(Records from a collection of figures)
------------

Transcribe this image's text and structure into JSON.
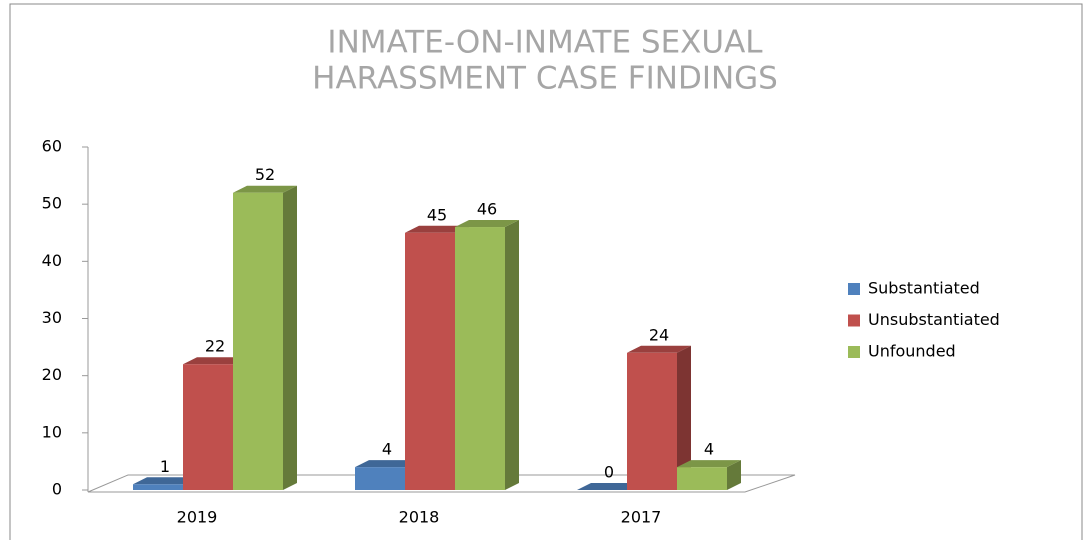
{
  "chart_data": {
    "type": "bar",
    "title": [
      "INMATE-ON-INMATE SEXUAL",
      "HARASSMENT CASE FINDINGS"
    ],
    "categories": [
      "2019",
      "2018",
      "2017"
    ],
    "series": [
      {
        "name": "Substantiated",
        "color": "#4f81bd",
        "values": [
          1,
          4,
          0
        ]
      },
      {
        "name": "Unsubstantiated",
        "color": "#c0504d",
        "values": [
          22,
          45,
          24
        ]
      },
      {
        "name": "Unfounded",
        "color": "#9bbb59",
        "values": [
          52,
          46,
          4
        ]
      }
    ],
    "ylim": [
      0,
      60
    ],
    "yticks": [
      0,
      10,
      20,
      30,
      40,
      50,
      60
    ],
    "legend": "right"
  }
}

------------

→ TASK TO COMPLETE:
Copy the material exactly. Do not include the pictures.

→ EXPECTED ANSWER:
Transcribe this image's text and structure into JSON.
{
  "chart_data": {
    "type": "bar",
    "title": [
      "INMATE-ON-INMATE SEXUAL",
      "HARASSMENT CASE FINDINGS"
    ],
    "categories": [
      "2019",
      "2018",
      "2017"
    ],
    "series": [
      {
        "name": "Substantiated",
        "color": "#4f81bd",
        "values": [
          1,
          4,
          0
        ]
      },
      {
        "name": "Unsubstantiated",
        "color": "#c0504d",
        "values": [
          22,
          45,
          24
        ]
      },
      {
        "name": "Unfounded",
        "color": "#9bbb59",
        "values": [
          52,
          46,
          4
        ]
      }
    ],
    "ylim": [
      0,
      60
    ],
    "yticks": [
      0,
      10,
      20,
      30,
      40,
      50,
      60
    ],
    "legend": "right"
  }
}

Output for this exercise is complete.